*Short exercise:*
Starting with the line that contains "357, 106, 371]" and going on through the line that contains "x-tick-labels: WK 35", write out these rows again, changing "WK 41" to "Week 41" and leaving everything else unchanged.

(Annotated element entries)
START

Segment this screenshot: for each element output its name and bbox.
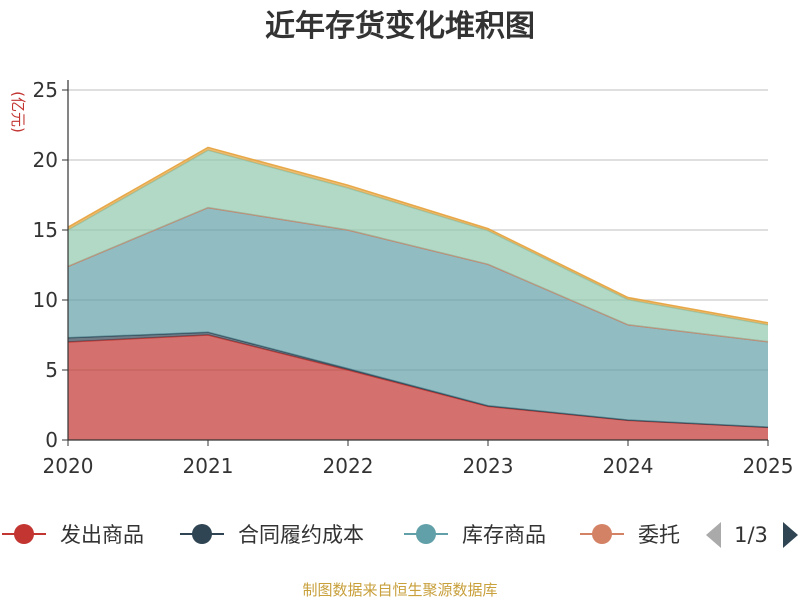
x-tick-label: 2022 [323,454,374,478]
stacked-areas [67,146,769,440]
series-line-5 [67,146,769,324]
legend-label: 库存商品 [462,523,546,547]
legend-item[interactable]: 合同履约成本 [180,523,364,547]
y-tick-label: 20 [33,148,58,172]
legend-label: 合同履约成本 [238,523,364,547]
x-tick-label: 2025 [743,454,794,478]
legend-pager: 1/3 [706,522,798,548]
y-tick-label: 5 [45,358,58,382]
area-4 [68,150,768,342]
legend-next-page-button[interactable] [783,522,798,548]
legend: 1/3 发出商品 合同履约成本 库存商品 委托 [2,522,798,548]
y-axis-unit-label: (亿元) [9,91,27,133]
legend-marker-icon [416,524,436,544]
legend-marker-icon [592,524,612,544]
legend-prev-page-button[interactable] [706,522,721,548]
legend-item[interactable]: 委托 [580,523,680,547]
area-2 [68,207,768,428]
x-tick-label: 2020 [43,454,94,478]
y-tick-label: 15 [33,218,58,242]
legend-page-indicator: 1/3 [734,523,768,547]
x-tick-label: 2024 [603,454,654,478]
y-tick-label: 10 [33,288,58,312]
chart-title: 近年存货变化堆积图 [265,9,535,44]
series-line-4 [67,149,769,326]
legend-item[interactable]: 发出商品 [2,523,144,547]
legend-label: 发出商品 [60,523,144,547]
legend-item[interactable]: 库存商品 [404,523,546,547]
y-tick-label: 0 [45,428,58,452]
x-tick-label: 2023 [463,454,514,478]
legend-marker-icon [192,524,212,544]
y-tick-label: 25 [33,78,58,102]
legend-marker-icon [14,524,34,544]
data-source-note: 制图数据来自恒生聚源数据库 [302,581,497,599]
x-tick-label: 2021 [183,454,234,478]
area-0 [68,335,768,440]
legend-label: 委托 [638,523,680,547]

END
START

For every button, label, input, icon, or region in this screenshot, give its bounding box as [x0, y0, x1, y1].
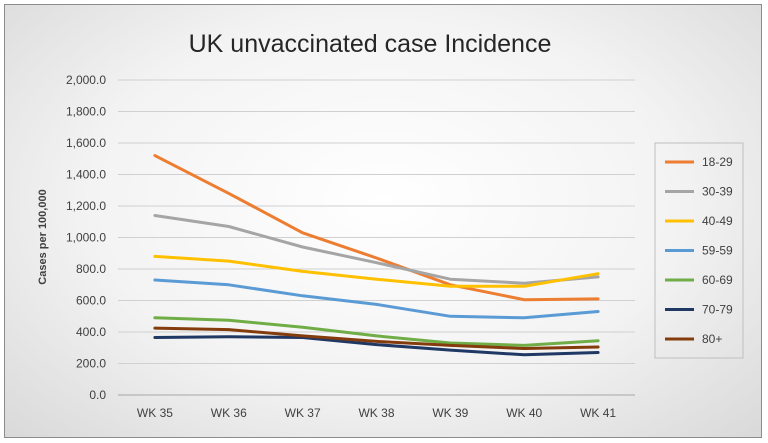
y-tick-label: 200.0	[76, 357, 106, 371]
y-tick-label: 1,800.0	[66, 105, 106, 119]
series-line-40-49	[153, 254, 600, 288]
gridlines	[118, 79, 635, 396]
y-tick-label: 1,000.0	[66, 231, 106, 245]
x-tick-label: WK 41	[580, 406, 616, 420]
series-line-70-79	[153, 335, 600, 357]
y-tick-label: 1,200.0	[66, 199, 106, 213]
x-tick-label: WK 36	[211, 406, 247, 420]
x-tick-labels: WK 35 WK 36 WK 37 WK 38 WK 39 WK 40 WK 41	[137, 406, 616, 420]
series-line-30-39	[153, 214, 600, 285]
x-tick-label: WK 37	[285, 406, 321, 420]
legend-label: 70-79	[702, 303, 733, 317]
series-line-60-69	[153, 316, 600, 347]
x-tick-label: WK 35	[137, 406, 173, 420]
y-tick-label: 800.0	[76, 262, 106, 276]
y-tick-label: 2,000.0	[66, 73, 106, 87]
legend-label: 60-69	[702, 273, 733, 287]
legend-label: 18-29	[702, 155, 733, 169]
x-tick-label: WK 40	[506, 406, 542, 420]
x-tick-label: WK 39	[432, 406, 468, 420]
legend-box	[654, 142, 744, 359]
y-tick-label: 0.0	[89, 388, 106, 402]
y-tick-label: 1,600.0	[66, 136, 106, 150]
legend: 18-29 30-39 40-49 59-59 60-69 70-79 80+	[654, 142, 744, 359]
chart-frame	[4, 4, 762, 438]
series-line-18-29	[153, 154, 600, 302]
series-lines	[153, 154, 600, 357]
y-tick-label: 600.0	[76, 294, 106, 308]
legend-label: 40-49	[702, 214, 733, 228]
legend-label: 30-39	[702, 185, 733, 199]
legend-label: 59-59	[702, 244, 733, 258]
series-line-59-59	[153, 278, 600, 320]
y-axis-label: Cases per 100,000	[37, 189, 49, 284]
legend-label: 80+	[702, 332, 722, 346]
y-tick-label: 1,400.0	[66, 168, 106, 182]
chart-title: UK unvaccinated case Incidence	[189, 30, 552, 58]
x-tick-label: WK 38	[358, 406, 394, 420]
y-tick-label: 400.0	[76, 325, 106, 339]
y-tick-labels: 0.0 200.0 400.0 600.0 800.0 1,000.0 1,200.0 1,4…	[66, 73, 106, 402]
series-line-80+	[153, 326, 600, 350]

END

*Correct response:*
y-tick-label: 200.0	[76, 357, 106, 371]
y-tick-label: 1,800.0	[66, 105, 106, 119]
series-line-40-49	[153, 254, 600, 288]
gridlines	[118, 79, 635, 396]
y-tick-label: 1,000.0	[66, 231, 106, 245]
x-tick-label: Week 41	[580, 406, 616, 420]
series-line-70-79	[153, 335, 600, 357]
y-tick-label: 1,200.0	[66, 199, 106, 213]
x-tick-label: WK 36	[211, 406, 247, 420]
x-tick-labels: WK 35 WK 36 WK 37 WK 38 WK 39 WK 40 Week 41	[137, 406, 616, 420]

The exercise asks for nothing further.